What to work on - Exactly repeat the material, dropping only the pictures.

Dataset records -

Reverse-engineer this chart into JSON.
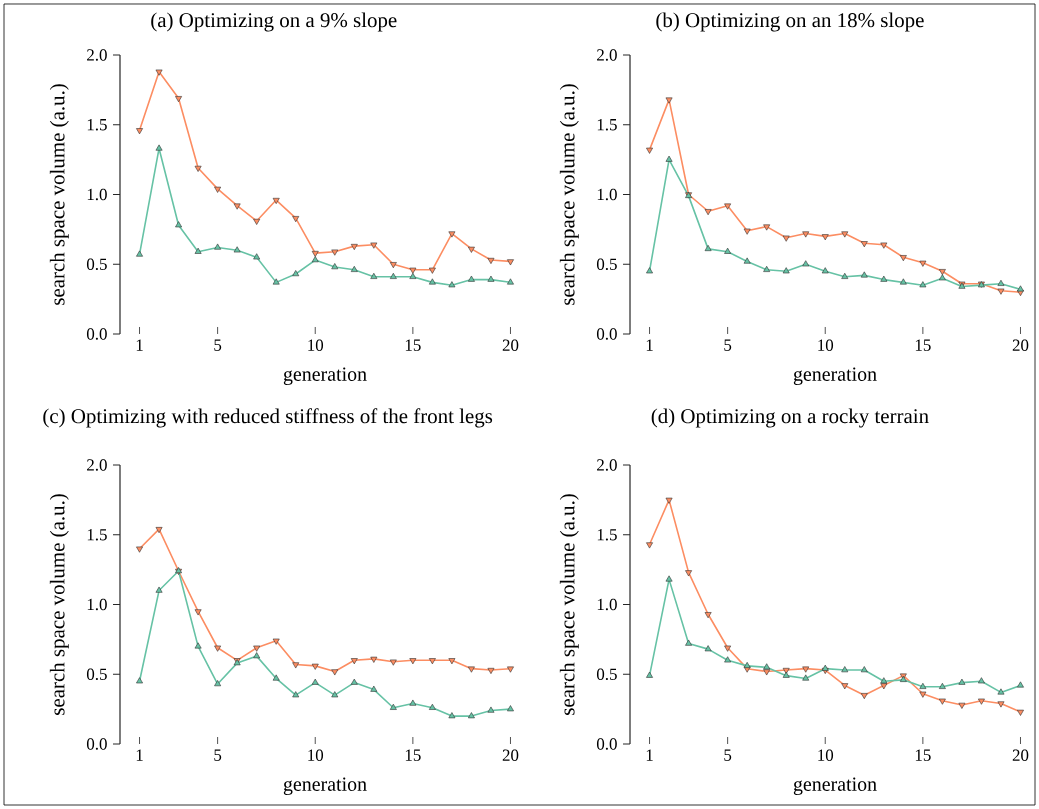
{
  "chart_data": [
    {
      "type": "line",
      "title": "(a) Optimizing on a 9% slope",
      "xlabel": "generation",
      "ylabel": "search space volume (a.u.)",
      "marker": "triangle",
      "x": [
        1,
        2,
        3,
        4,
        5,
        6,
        7,
        8,
        9,
        10,
        11,
        12,
        13,
        14,
        15,
        16,
        17,
        18,
        19,
        20
      ],
      "series": [
        {
          "color": "#fc8d62",
          "values": [
            1.46,
            1.88,
            1.69,
            1.19,
            1.04,
            0.92,
            0.81,
            0.96,
            0.83,
            0.58,
            0.59,
            0.63,
            0.64,
            0.5,
            0.46,
            0.46,
            0.72,
            0.61,
            0.53,
            0.52
          ]
        },
        {
          "color": "#66c2a5",
          "values": [
            0.57,
            1.33,
            0.78,
            0.59,
            0.62,
            0.6,
            0.55,
            0.37,
            0.43,
            0.53,
            0.48,
            0.46,
            0.41,
            0.41,
            0.41,
            0.37,
            0.35,
            0.39,
            0.39,
            0.37
          ]
        }
      ],
      "xlim": [
        1,
        20
      ],
      "ylim": [
        0,
        2
      ],
      "xticks": [
        1,
        5,
        10,
        15,
        20
      ],
      "yticks": [
        {
          "value": 0,
          "label": "0.0"
        },
        {
          "value": 0.5,
          "label": "0.5"
        },
        {
          "value": 1,
          "label": "1.0"
        },
        {
          "value": 1.5,
          "label": "1.5"
        },
        {
          "value": 2,
          "label": "2.0"
        }
      ]
    },
    {
      "type": "line",
      "title": "(b) Optimizing on an 18% slope",
      "xlabel": "generation",
      "ylabel": "search space volume (a.u.)",
      "marker": "triangle",
      "x": [
        1,
        2,
        3,
        4,
        5,
        6,
        7,
        8,
        9,
        10,
        11,
        12,
        13,
        14,
        15,
        16,
        17,
        18,
        19,
        20
      ],
      "series": [
        {
          "color": "#fc8d62",
          "values": [
            1.32,
            1.68,
            1.0,
            0.88,
            0.92,
            0.74,
            0.77,
            0.69,
            0.72,
            0.7,
            0.72,
            0.65,
            0.64,
            0.55,
            0.51,
            0.45,
            0.36,
            0.36,
            0.31,
            0.3
          ]
        },
        {
          "color": "#66c2a5",
          "values": [
            0.45,
            1.25,
            0.99,
            0.61,
            0.59,
            0.52,
            0.46,
            0.45,
            0.5,
            0.45,
            0.41,
            0.42,
            0.39,
            0.37,
            0.35,
            0.4,
            0.34,
            0.35,
            0.36,
            0.32
          ]
        }
      ],
      "xlim": [
        1,
        20
      ],
      "ylim": [
        0,
        2
      ],
      "xticks": [
        1,
        5,
        10,
        15,
        20
      ],
      "yticks": [
        {
          "value": 0,
          "label": "0.0"
        },
        {
          "value": 0.5,
          "label": "0.5"
        },
        {
          "value": 1,
          "label": "1.0"
        },
        {
          "value": 1.5,
          "label": "1.5"
        },
        {
          "value": 2,
          "label": "2.0"
        }
      ]
    },
    {
      "type": "line",
      "title": "(c) Optimizing with reduced stiffness of the front legs",
      "xlabel": "generation",
      "ylabel": "search space volume (a.u.)",
      "marker": "triangle",
      "x": [
        1,
        2,
        3,
        4,
        5,
        6,
        7,
        8,
        9,
        10,
        11,
        12,
        13,
        14,
        15,
        16,
        17,
        18,
        19,
        20
      ],
      "series": [
        {
          "color": "#fc8d62",
          "values": [
            1.4,
            1.54,
            1.24,
            0.95,
            0.69,
            0.6,
            0.69,
            0.74,
            0.57,
            0.56,
            0.52,
            0.6,
            0.61,
            0.59,
            0.6,
            0.6,
            0.6,
            0.54,
            0.53,
            0.54
          ]
        },
        {
          "color": "#66c2a5",
          "values": [
            0.45,
            1.1,
            1.24,
            0.7,
            0.43,
            0.58,
            0.63,
            0.47,
            0.35,
            0.44,
            0.35,
            0.44,
            0.39,
            0.26,
            0.29,
            0.26,
            0.2,
            0.2,
            0.24,
            0.25
          ]
        }
      ],
      "xlim": [
        1,
        20
      ],
      "ylim": [
        0,
        2
      ],
      "xticks": [
        1,
        5,
        10,
        15,
        20
      ],
      "yticks": [
        {
          "value": 0,
          "label": "0.0"
        },
        {
          "value": 0.5,
          "label": "0.5"
        },
        {
          "value": 1,
          "label": "1.0"
        },
        {
          "value": 1.5,
          "label": "1.5"
        },
        {
          "value": 2,
          "label": "2.0"
        }
      ]
    },
    {
      "type": "line",
      "title": "(d) Optimizing on a rocky terrain",
      "xlabel": "generation",
      "ylabel": "search space volume (a.u.)",
      "marker": "triangle",
      "x": [
        1,
        2,
        3,
        4,
        5,
        6,
        7,
        8,
        9,
        10,
        11,
        12,
        13,
        14,
        15,
        16,
        17,
        18,
        19,
        20
      ],
      "series": [
        {
          "color": "#fc8d62",
          "values": [
            1.43,
            1.75,
            1.23,
            0.93,
            0.69,
            0.54,
            0.52,
            0.53,
            0.54,
            0.53,
            0.42,
            0.35,
            0.42,
            0.49,
            0.36,
            0.31,
            0.28,
            0.31,
            0.29,
            0.23
          ]
        },
        {
          "color": "#66c2a5",
          "values": [
            0.49,
            1.18,
            0.72,
            0.68,
            0.6,
            0.56,
            0.55,
            0.49,
            0.47,
            0.54,
            0.53,
            0.53,
            0.45,
            0.46,
            0.41,
            0.41,
            0.44,
            0.45,
            0.37,
            0.42
          ]
        }
      ],
      "xlim": [
        1,
        20
      ],
      "ylim": [
        0,
        2
      ],
      "xticks": [
        1,
        5,
        10,
        15,
        20
      ],
      "yticks": [
        {
          "value": 0,
          "label": "0.0"
        },
        {
          "value": 0.5,
          "label": "0.5"
        },
        {
          "value": 1,
          "label": "1.0"
        },
        {
          "value": 1.5,
          "label": "1.5"
        },
        {
          "value": 2,
          "label": "2.0"
        }
      ]
    }
  ]
}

Finished task -
Reverse-engineer this chart into JSON.
{
  "chart_data": [
    {
      "type": "line",
      "title": "(a) Optimizing on a 9% slope",
      "xlabel": "generation",
      "ylabel": "search space volume (a.u.)",
      "marker": "triangle",
      "x": [
        1,
        2,
        3,
        4,
        5,
        6,
        7,
        8,
        9,
        10,
        11,
        12,
        13,
        14,
        15,
        16,
        17,
        18,
        19,
        20
      ],
      "series": [
        {
          "color": "#fc8d62",
          "values": [
            1.46,
            1.88,
            1.69,
            1.19,
            1.04,
            0.92,
            0.81,
            0.96,
            0.83,
            0.58,
            0.59,
            0.63,
            0.64,
            0.5,
            0.46,
            0.46,
            0.72,
            0.61,
            0.53,
            0.52
          ]
        },
        {
          "color": "#66c2a5",
          "values": [
            0.57,
            1.33,
            0.78,
            0.59,
            0.62,
            0.6,
            0.55,
            0.37,
            0.43,
            0.53,
            0.48,
            0.46,
            0.41,
            0.41,
            0.41,
            0.37,
            0.35,
            0.39,
            0.39,
            0.37
          ]
        }
      ],
      "xlim": [
        1,
        20
      ],
      "ylim": [
        0,
        2
      ],
      "xticks": [
        1,
        5,
        10,
        15,
        20
      ],
      "yticks": [
        {
          "value": 0,
          "label": "0.0"
        },
        {
          "value": 0.5,
          "label": "0.5"
        },
        {
          "value": 1,
          "label": "1.0"
        },
        {
          "value": 1.5,
          "label": "1.5"
        },
        {
          "value": 2,
          "label": "2.0"
        }
      ]
    },
    {
      "type": "line",
      "title": "(b) Optimizing on an 18% slope",
      "xlabel": "generation",
      "ylabel": "search space volume (a.u.)",
      "marker": "triangle",
      "x": [
        1,
        2,
        3,
        4,
        5,
        6,
        7,
        8,
        9,
        10,
        11,
        12,
        13,
        14,
        15,
        16,
        17,
        18,
        19,
        20
      ],
      "series": [
        {
          "color": "#fc8d62",
          "values": [
            1.32,
            1.68,
            1.0,
            0.88,
            0.92,
            0.74,
            0.77,
            0.69,
            0.72,
            0.7,
            0.72,
            0.65,
            0.64,
            0.55,
            0.51,
            0.45,
            0.36,
            0.36,
            0.31,
            0.3
          ]
        },
        {
          "color": "#66c2a5",
          "values": [
            0.45,
            1.25,
            0.99,
            0.61,
            0.59,
            0.52,
            0.46,
            0.45,
            0.5,
            0.45,
            0.41,
            0.42,
            0.39,
            0.37,
            0.35,
            0.4,
            0.34,
            0.35,
            0.36,
            0.32
          ]
        }
      ],
      "xlim": [
        1,
        20
      ],
      "ylim": [
        0,
        2
      ],
      "xticks": [
        1,
        5,
        10,
        15,
        20
      ],
      "yticks": [
        {
          "value": 0,
          "label": "0.0"
        },
        {
          "value": 0.5,
          "label": "0.5"
        },
        {
          "value": 1,
          "label": "1.0"
        },
        {
          "value": 1.5,
          "label": "1.5"
        },
        {
          "value": 2,
          "label": "2.0"
        }
      ]
    },
    {
      "type": "line",
      "title": "(c) Optimizing with reduced stiffness of the front legs",
      "xlabel": "generation",
      "ylabel": "search space volume (a.u.)",
      "marker": "triangle",
      "x": [
        1,
        2,
        3,
        4,
        5,
        6,
        7,
        8,
        9,
        10,
        11,
        12,
        13,
        14,
        15,
        16,
        17,
        18,
        19,
        20
      ],
      "series": [
        {
          "color": "#fc8d62",
          "values": [
            1.4,
            1.54,
            1.24,
            0.95,
            0.69,
            0.6,
            0.69,
            0.74,
            0.57,
            0.56,
            0.52,
            0.6,
            0.61,
            0.59,
            0.6,
            0.6,
            0.6,
            0.54,
            0.53,
            0.54
          ]
        },
        {
          "color": "#66c2a5",
          "values": [
            0.45,
            1.1,
            1.24,
            0.7,
            0.43,
            0.58,
            0.63,
            0.47,
            0.35,
            0.44,
            0.35,
            0.44,
            0.39,
            0.26,
            0.29,
            0.26,
            0.2,
            0.2,
            0.24,
            0.25
          ]
        }
      ],
      "xlim": [
        1,
        20
      ],
      "ylim": [
        0,
        2
      ],
      "xticks": [
        1,
        5,
        10,
        15,
        20
      ],
      "yticks": [
        {
          "value": 0,
          "label": "0.0"
        },
        {
          "value": 0.5,
          "label": "0.5"
        },
        {
          "value": 1,
          "label": "1.0"
        },
        {
          "value": 1.5,
          "label": "1.5"
        },
        {
          "value": 2,
          "label": "2.0"
        }
      ]
    },
    {
      "type": "line",
      "title": "(d) Optimizing on a rocky terrain",
      "xlabel": "generation",
      "ylabel": "search space volume (a.u.)",
      "marker": "triangle",
      "x": [
        1,
        2,
        3,
        4,
        5,
        6,
        7,
        8,
        9,
        10,
        11,
        12,
        13,
        14,
        15,
        16,
        17,
        18,
        19,
        20
      ],
      "series": [
        {
          "color": "#fc8d62",
          "values": [
            1.43,
            1.75,
            1.23,
            0.93,
            0.69,
            0.54,
            0.52,
            0.53,
            0.54,
            0.53,
            0.42,
            0.35,
            0.42,
            0.49,
            0.36,
            0.31,
            0.28,
            0.31,
            0.29,
            0.23
          ]
        },
        {
          "color": "#66c2a5",
          "values": [
            0.49,
            1.18,
            0.72,
            0.68,
            0.6,
            0.56,
            0.55,
            0.49,
            0.47,
            0.54,
            0.53,
            0.53,
            0.45,
            0.46,
            0.41,
            0.41,
            0.44,
            0.45,
            0.37,
            0.42
          ]
        }
      ],
      "xlim": [
        1,
        20
      ],
      "ylim": [
        0,
        2
      ],
      "xticks": [
        1,
        5,
        10,
        15,
        20
      ],
      "yticks": [
        {
          "value": 0,
          "label": "0.0"
        },
        {
          "value": 0.5,
          "label": "0.5"
        },
        {
          "value": 1,
          "label": "1.0"
        },
        {
          "value": 1.5,
          "label": "1.5"
        },
        {
          "value": 2,
          "label": "2.0"
        }
      ]
    }
  ]
}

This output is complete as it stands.